'''
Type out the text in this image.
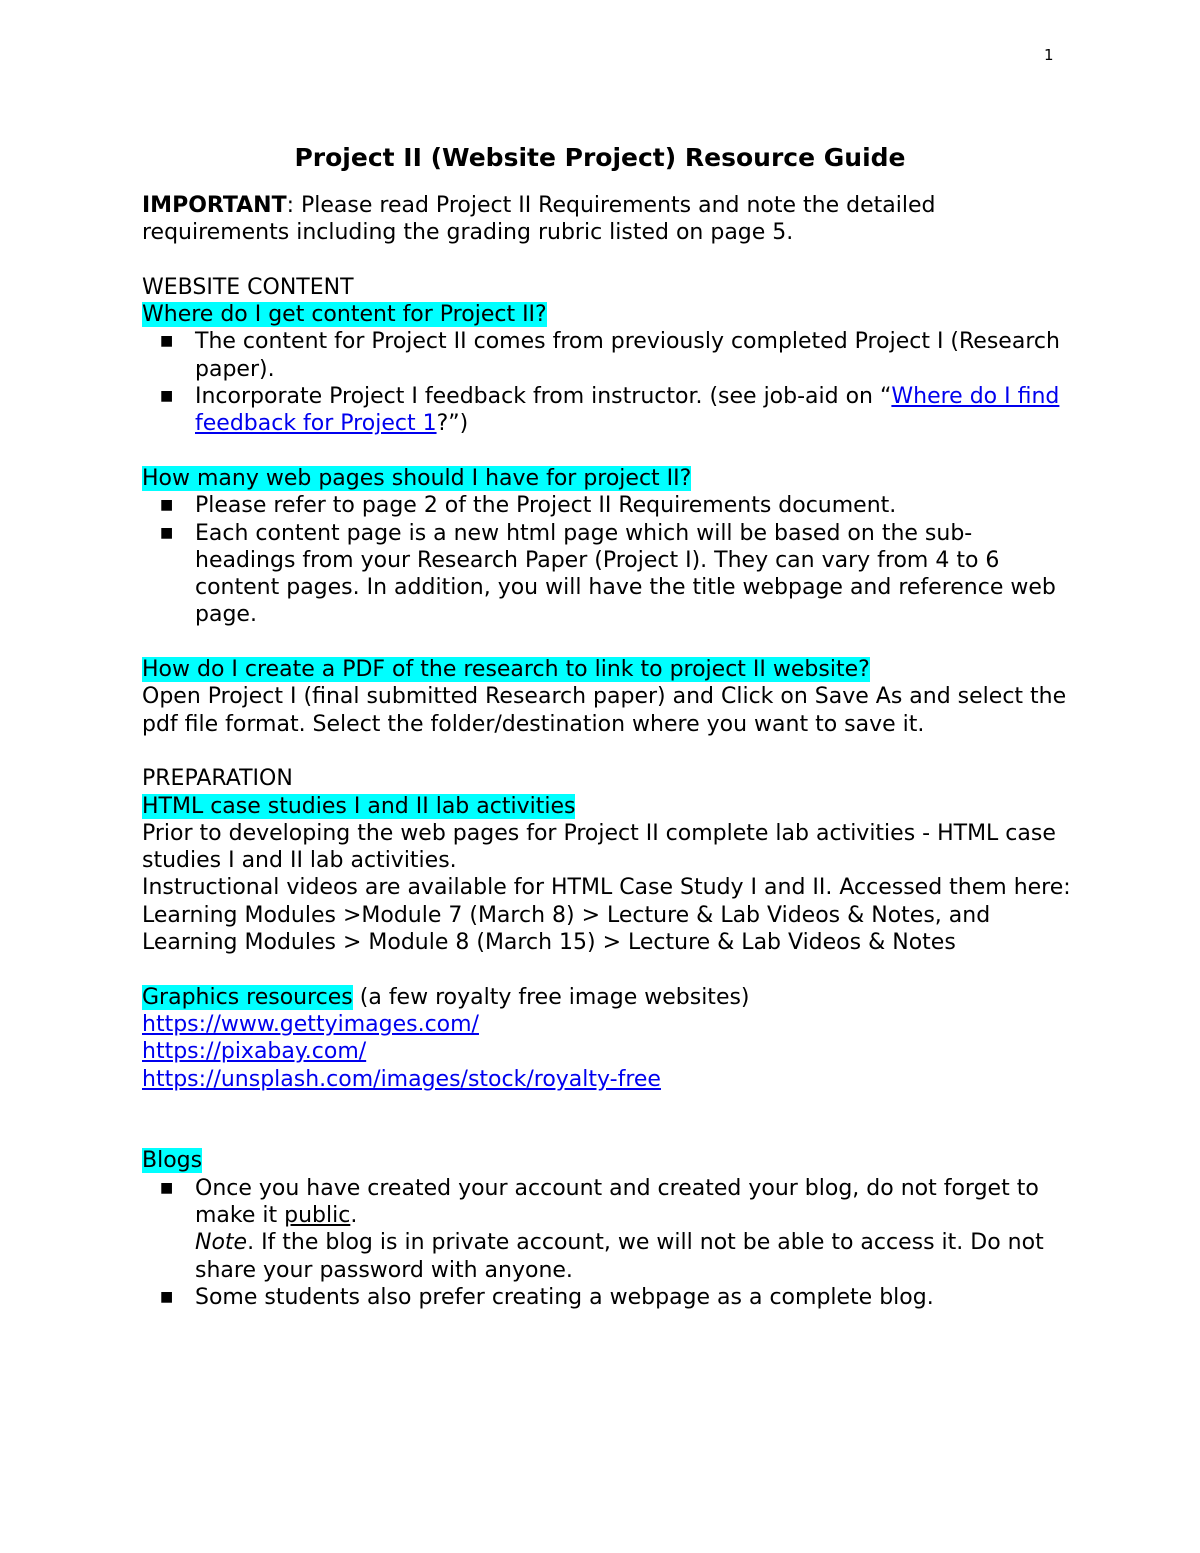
1

Project II (Website Project) Resource Guide

IMPORTANT: Please read Project II Requirements and note the detailed requirements including the grading rubric listed on page 5.

WEBSITE CONTENT

Where do I get content for Project II?

■ The content for Project II comes from previously completed Project I (Research paper).
■ Incorporate Project I feedback from instructor. (see job-aid on “Where do I find feedback for Project 1?”)

How many web pages should I have for project II?

■ Please refer to page 2 of the Project II Requirements document.
■ Each content page is a new html page which will be based on the sub-headings from your Research Paper (Project I). They can vary from 4 to 6 content pages. In addition, you will have the title webpage and reference web page.

How do I create a PDF of the research to link to project II website?

Open Project I (final submitted Research paper) and Click on Save As and select the pdf file format. Select the folder/destination where you want to save it.

PREPARATION

HTML case studies I and II lab activities

Prior to developing the web pages for Project II complete lab activities - HTML case studies I and II lab activities.

Instructional videos are available for HTML Case Study I and II. Accessed them here:

Learning Modules >Module 7 (March 8) > Lecture & Lab Videos & Notes, and

Learning Modules > Module 8 (March 15) > Lecture & Lab Videos & Notes

Graphics resources (a few royalty free image websites)

https://www.gettyimages.com/

https://pixabay.com/

https://unsplash.com/images/stock/royalty-free

Blogs

■ Once you have created your account and created your blog, do not forget to make it public.
Note. If the blog is in private account, we will not be able to access it. Do not share your password with anyone.
■ Some students also prefer creating a webpage as a complete blog.
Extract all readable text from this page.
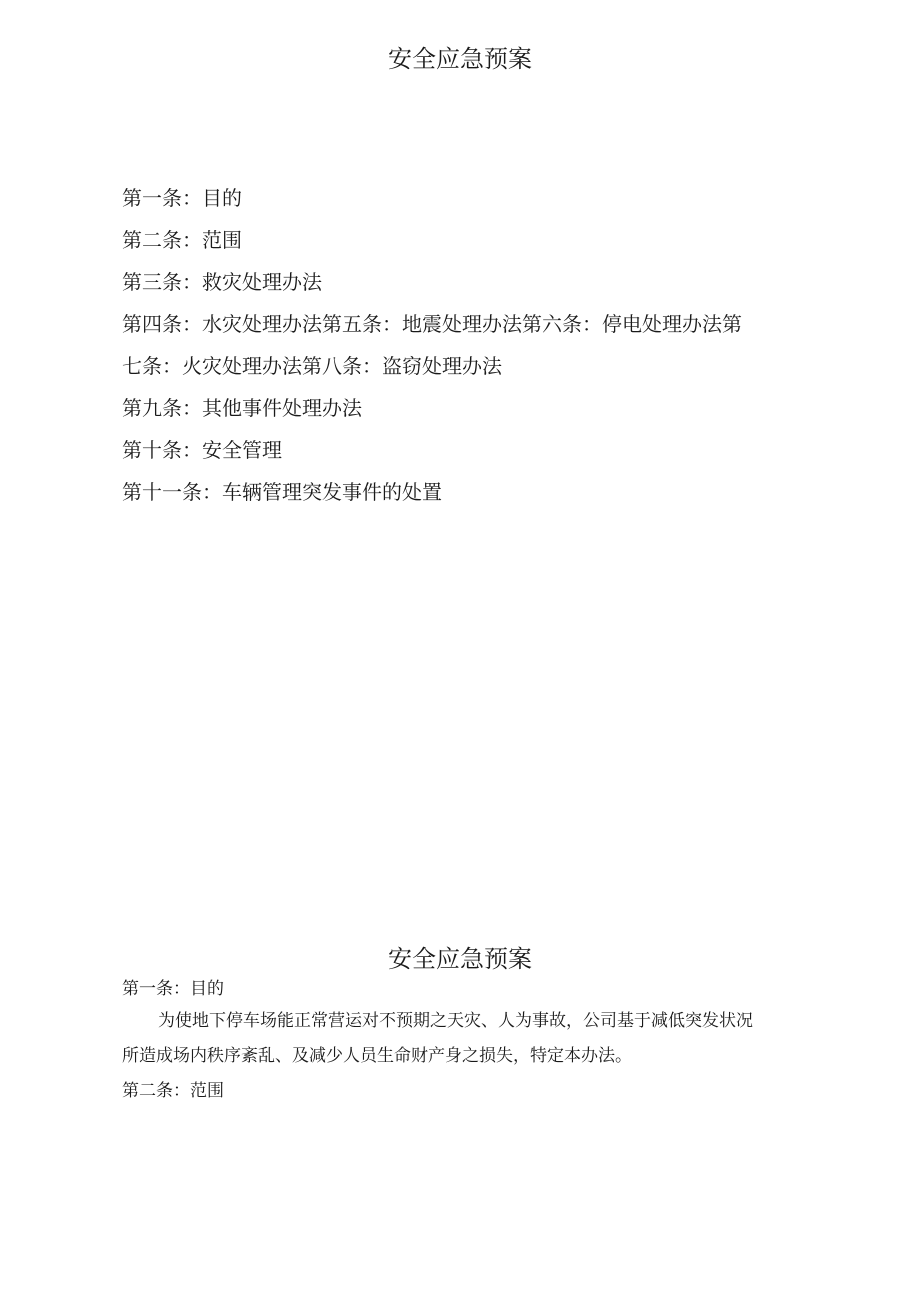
安全应急预案
第一条：目的
第二条：范围
第三条：救灾处理办法
第四条：水灾处理办法第五条：地震处理办法第六条：停电处理办法第
七条：火灾处理办法第八条：盗窃处理办法
第九条：其他事件处理办法
第十条：安全管理
第十一条：车辆管理突发事件的处置
安全应急预案
第一条：目的
为使地下停车场能正常营运对不预期之天灾、人为事故，公司基于减低突发状况
所造成场内秩序紊乱、及减少人员生命财产身之损失，特定本办法。
第二条：范围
'''
EXERCISE BRIEF: Repeat verbatim the lines from the one holding "Extract all readable text from this page." through the end of the listing above, both ends included, but not the pictures.

TASK OUTPUT:
Extract all readable text from this page.
安全应急预案
第一条：目的
第二条：范围
第三条：救灾处理办法
第四条：水灾处理办法第五条：地震处理办法第六条：停电处理办法第
七条：火灾处理办法第八条：盗窃处理办法
第九条：其他事件处理办法
第十条：安全管理
第十一条：车辆管理突发事件的处置
安全应急预案
第一条：目的
为使地下停车场能正常营运对不预期之天灾、人为事故，公司基于减低突发状况
所造成场内秩序紊乱、及减少人员生命财产身之损失，特定本办法。
第二条：范围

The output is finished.